→ Passage shown
begin

Apart from that, their add campaigns are usually very good, and we need free press and reporters more than we need troops these days. I find the subtitle here very compelling.
Don't waste your time attacking the messenger, read the message!

Take a look at this

Takuan, what you call "anti-Tibet propaganda" is what others might call "honest investigation." In the contest between China and Tibet, both sides like to lie. Look, for example, at how long the "pro-Tibet" people hid the fact that the CIA was funding them even before the 1959 rebellion when Tibet's upper class tried to restore a very brutal form of feudalism in Tibet.

When you look for facts, you do have to look a little, I'll grant. NED works hard to blur the truth. When money speaks, what money wants to say is usually what's easiest to find.

Zazou, look at Reporters Without Borders' earliest funders and their primary funders today. "Follow the money" is always a good principle. It explains, for example, why they rank Cuba, a country where no journalists have been murdered, lower than Mexico, where many journalists have been murdered. If you would like more links to RSF/RWB's critics, I posted the best ones that I found here.

You're very right that the message matters. But you should also look at who the messenger serves. If you know RWB has a neocon agenda, you're safe. But if you think they are what they claim to be, you'll dance to their tune. It happened with the Iraq War, and it'll keep happening--that's the point of propaganda.

Take a look at this
#12 posted by ST , May 15, 2008 9:22 AM

The bit at the top about "Mao's China..." tells me most of what I need to know about this bit of propaganda. American's who want to stir up scary images of China often resort to tossing out Mao's name. Thing is, in China, people hardly think of it as "Mao's". To them they have advanced far beyond the period of Mao and today's China is something Mao could hardly have imagined.

So to say "Mao's China..." as is done here indicates an outdated, cold war era mindset that really needs to be updated to the 21st century. Certainly the Chinese I know to whom I just showed this ad laughed out loud about the Mao bit. One, a university professor currently sitting a few feet away from me, said that people who don't understand China should just, and I quote her, "Shut the f@ck up. I'm so sick of these people who don't know what they are talking about."

Take a look at this
#13 posted by juanpa , May 15, 2008 9:39 AM

Zazou, Will only said "it's a shame that RWB is funded by NED".

I think it's a very valid criticism.

Funding is important, and people should be very discriminating about it.

That's why it is a scandal when some politician is known to be funded (even a small part) by mafia/foreign governments/drug dealers, etc.

Take a look at this

St. May, excellent point. Talking about Mao's China is like talking about Nixon's USA: they both ended over three decades ago.

Take a look at this
#15 posted by method , May 15, 2008 10:37 AM

The point of the "Mao's country" reference was to highlight how little things have changed in a given respect. It would be like saying "it's still Reagan's America" financially.

end

→ Given task 1
Summarize the comment thread in two sentences.
→ Given task 2
Write the next comment in the comment thread, picking up after its final post.
The records are separate material, unrelated to the comment thread.

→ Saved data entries
begin

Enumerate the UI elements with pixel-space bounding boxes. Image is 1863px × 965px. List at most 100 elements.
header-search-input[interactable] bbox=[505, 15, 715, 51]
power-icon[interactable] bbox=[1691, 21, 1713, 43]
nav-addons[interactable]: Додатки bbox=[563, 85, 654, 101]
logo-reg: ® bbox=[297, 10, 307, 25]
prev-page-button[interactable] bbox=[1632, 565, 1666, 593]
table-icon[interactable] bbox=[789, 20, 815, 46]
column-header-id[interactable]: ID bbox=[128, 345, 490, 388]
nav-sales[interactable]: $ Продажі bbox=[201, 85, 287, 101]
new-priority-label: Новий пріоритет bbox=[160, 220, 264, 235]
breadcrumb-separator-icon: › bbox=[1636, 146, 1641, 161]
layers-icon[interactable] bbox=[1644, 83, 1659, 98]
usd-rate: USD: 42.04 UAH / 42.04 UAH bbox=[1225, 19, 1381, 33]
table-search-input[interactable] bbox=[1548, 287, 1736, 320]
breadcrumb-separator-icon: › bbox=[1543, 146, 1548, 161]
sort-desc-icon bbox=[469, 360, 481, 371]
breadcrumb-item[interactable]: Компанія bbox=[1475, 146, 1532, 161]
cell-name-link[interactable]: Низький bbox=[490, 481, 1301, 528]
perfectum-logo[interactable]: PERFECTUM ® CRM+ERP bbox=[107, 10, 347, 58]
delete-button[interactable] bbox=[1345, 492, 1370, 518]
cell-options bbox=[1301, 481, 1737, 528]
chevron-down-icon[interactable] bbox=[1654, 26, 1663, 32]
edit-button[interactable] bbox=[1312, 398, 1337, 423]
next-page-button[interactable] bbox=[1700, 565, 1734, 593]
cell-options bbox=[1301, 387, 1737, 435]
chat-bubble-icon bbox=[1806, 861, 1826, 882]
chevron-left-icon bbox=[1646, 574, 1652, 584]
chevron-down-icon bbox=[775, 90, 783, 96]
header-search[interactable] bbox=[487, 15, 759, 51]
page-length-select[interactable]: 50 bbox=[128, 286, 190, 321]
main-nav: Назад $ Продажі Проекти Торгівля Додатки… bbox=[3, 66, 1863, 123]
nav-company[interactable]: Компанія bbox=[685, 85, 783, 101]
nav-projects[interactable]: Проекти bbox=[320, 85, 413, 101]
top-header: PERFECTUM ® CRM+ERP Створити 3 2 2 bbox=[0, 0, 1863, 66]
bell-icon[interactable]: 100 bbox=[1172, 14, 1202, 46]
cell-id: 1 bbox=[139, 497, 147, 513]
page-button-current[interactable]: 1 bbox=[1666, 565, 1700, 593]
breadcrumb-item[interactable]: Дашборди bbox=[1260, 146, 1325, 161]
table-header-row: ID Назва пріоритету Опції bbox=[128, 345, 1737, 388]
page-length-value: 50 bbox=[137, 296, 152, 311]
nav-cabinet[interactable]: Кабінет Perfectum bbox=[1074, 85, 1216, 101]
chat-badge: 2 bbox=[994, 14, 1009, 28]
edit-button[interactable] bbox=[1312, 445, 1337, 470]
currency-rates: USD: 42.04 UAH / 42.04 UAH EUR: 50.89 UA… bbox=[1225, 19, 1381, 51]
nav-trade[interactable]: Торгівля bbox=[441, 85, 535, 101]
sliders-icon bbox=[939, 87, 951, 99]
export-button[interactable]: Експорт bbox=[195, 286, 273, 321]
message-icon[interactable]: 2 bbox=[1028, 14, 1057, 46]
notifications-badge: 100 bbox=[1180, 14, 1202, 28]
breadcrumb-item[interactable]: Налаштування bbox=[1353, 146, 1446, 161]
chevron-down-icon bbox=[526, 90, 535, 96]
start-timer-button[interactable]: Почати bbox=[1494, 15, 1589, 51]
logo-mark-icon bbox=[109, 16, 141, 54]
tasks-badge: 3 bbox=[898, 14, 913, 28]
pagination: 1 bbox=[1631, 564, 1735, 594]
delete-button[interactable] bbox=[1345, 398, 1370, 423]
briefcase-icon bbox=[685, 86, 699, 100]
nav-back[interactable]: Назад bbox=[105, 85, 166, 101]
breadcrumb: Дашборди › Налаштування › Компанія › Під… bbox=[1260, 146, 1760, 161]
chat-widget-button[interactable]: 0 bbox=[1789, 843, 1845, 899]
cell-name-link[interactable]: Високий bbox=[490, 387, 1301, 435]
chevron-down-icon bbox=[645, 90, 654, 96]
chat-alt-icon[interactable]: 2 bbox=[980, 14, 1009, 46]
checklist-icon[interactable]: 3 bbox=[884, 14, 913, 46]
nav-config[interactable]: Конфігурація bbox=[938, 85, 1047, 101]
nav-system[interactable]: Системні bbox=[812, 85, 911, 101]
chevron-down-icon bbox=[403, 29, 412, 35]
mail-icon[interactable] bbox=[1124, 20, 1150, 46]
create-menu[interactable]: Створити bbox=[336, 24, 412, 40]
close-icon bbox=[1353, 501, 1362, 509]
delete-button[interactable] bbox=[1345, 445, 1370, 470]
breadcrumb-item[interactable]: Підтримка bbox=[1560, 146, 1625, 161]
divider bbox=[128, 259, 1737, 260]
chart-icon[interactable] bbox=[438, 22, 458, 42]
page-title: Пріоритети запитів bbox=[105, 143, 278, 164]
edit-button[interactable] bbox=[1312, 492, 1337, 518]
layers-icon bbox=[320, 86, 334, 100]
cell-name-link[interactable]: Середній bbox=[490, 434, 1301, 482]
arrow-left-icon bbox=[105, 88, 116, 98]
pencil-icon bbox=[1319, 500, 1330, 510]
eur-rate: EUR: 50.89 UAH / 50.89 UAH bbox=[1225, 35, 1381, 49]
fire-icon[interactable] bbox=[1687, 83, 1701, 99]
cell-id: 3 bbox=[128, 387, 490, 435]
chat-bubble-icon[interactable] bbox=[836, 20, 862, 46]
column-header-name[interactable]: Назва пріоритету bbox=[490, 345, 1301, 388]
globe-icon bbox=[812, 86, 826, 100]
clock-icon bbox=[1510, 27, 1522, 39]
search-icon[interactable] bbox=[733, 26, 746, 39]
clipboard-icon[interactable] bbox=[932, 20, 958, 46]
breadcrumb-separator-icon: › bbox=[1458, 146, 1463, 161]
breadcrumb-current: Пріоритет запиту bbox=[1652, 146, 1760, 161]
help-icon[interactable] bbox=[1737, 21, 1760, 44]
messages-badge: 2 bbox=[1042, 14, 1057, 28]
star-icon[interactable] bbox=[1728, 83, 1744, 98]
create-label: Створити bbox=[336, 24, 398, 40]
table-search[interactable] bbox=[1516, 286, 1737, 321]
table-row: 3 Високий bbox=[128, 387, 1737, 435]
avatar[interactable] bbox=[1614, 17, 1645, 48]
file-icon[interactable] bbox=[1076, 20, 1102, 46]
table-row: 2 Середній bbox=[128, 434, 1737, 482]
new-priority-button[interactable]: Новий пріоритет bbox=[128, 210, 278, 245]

end

→ Written response 1
Commenters argue over whether Reporters Without Borders can be trusted: one urges readers to judge the message rather than the messenger, while others point to its NED funding and call its work propaganda. Several also mock the ad's "Mao's China" wording as an outdated, cold-war mindset, and one replies that the phrase was meant to show how little has changed in a given respect.

→ Written response 2
On the whole, the Chinese need to stop telling people to stfu, because they're not the victims of history anymore. Being a player on the world stage means taking criticism.

Take a look at this

I, I, I, I waaaaant the kniiife.

Take a look at this

Method, it's interesting that you cite Reagan, because he's the clear sign of change in the US: The CIA became subtler under him, spinning off some of its sneakier work to groups like NED.

I suppose the Chinese equivalent of Reagan would be Deng Xiaoping, who pushed the free market communism that's created Chinese billionaires. It's a strange new world. But the old games are still played, and one of them is to pretend the other side is still in the age of Nixon and Mao.

Take a look at this
#18 posted by method , May 15, 2008 11:16 AM

Will, you're just trying to greywash (I just made that up) the real issue. RSF doesn't matter, NED doesn't matter. I bet you RSF was created in the context of the 80s Cold War, when the US (including the CIA) was trying to use the differences in political freedoms between "free world" and Communist nations to sway the third way and neutral nations. The guardian article mentions that the money from NED was for a project involving African reporters, probably in Angola, Kenya, etc. There were plenty of organizations that are still in existence receiving money from the Soviet Union at the time. We know this history.

The issue is journalistic freedom in China, not just to report on issues of interest to foreigners like Tibet (most "independent journalists" are probably sympathetic to the popular line), but also to report on domestic issues like corruption, environmental degradation, umm the lack of political freedoms.

Take a look at this

Method, yep, RSF and NED were created and promoted in the '80s by Reaganites. Ethical people on both the left and the right object to them today. The point is how they manipulate issues to sway the public. Someone doing their work objectively would be wonderful. But instead, we have-- Well, here's a bit from Spinwatch:

Reporters without Borders mounted a campaign in 2002 characterizing the trial and imprisonment in Cuba of more than two dozen journalists, among 75 “dissidents,” as a violation of human rights. The Cuban government insisted that the accused were mercenary agitators paid by the US to pose as “independent journalists.” As Granma reported, “none of them even passed through a journalism faculty or school of journalism and never wrote a single line of journalism.”

What would Americans say if a Chinese-funded organization that pretended to support free speech said al-Qaeda operatives should not be arrested because they were "journalists" who never happened to actually do journalism?

And NED's support for overthrowing democracy in Venezuela is creepily like what the CIA did in Guatemala and Iran in the '50s. I can't trust people who only support democracy and free speech when it's in their interest.

Take a look at this

Method, forgot to say this: I do like "greywash"! It's a great word to describe what NED was created to do.

Take a look at this
#21 posted by Avram , May 15, 2008 12:23 PM

Antinous, Will, calm down, both of you.

Will, Wikipedia's entry, only 19% of RWB's funding comes from North American and European governments and organizations, including the NED.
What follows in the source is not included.